■ Data excerpts ■
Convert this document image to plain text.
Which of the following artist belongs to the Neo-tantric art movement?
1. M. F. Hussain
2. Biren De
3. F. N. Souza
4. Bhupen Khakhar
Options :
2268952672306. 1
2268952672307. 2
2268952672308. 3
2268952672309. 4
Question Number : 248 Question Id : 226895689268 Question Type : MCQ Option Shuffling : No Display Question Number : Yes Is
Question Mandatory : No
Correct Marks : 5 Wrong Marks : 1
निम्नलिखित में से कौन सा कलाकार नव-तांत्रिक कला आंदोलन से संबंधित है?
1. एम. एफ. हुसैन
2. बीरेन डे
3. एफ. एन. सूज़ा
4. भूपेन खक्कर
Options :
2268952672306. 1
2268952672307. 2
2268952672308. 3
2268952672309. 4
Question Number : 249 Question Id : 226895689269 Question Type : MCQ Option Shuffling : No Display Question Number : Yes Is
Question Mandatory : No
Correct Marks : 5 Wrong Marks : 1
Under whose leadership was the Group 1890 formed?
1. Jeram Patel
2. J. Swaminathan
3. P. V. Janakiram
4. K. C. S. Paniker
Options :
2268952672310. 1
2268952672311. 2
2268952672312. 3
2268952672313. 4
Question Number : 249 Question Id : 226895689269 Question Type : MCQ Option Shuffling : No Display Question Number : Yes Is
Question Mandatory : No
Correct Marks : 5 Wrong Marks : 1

■ Written problem ■
Give an exact copy of all the data shown above.

■ Answer for the task ■
Convert this document image to plain text.
Which of the following artist belongs to the Neo-tantric art movement?
1. M. F. Hussain
2. Biren De
3. F. N. Souza
4. Bhupen Khakhar
Options :
2268952672306. 1
2268952672307. 2
2268952672308. 3
2268952672309. 4
Question Number : 248 Question Id : 226895689268 Question Type : MCQ Option Shuffling : No Display Question Number : Yes Is
Question Mandatory : No
Correct Marks : 5 Wrong Marks : 1
निम्नलिखित में से कौन सा कलाकार नव-तांत्रिक कला आंदोलन से संबंधित है?
1. एम. एफ. हुसैन
2. बीरेन डे
3. एफ. एन. सूज़ा
4. भूपेन खक्कर
Options :
2268952672306. 1
2268952672307. 2
2268952672308. 3
2268952672309. 4
Question Number : 249 Question Id : 226895689269 Question Type : MCQ Option Shuffling : No Display Question Number : Yes Is
Question Mandatory : No
Correct Marks : 5 Wrong Marks : 1
Under whose leadership was the Group 1890 formed?
1. Jeram Patel
2. J. Swaminathan
3. P. V. Janakiram
4. K. C. S. Paniker
Options :
2268952672310. 1
2268952672311. 2
2268952672312. 3
2268952672313. 4
Question Number : 249 Question Id : 226895689269 Question Type : MCQ Option Shuffling : No Display Question Number : Yes Is
Question Mandatory : No
Correct Marks : 5 Wrong Marks : 1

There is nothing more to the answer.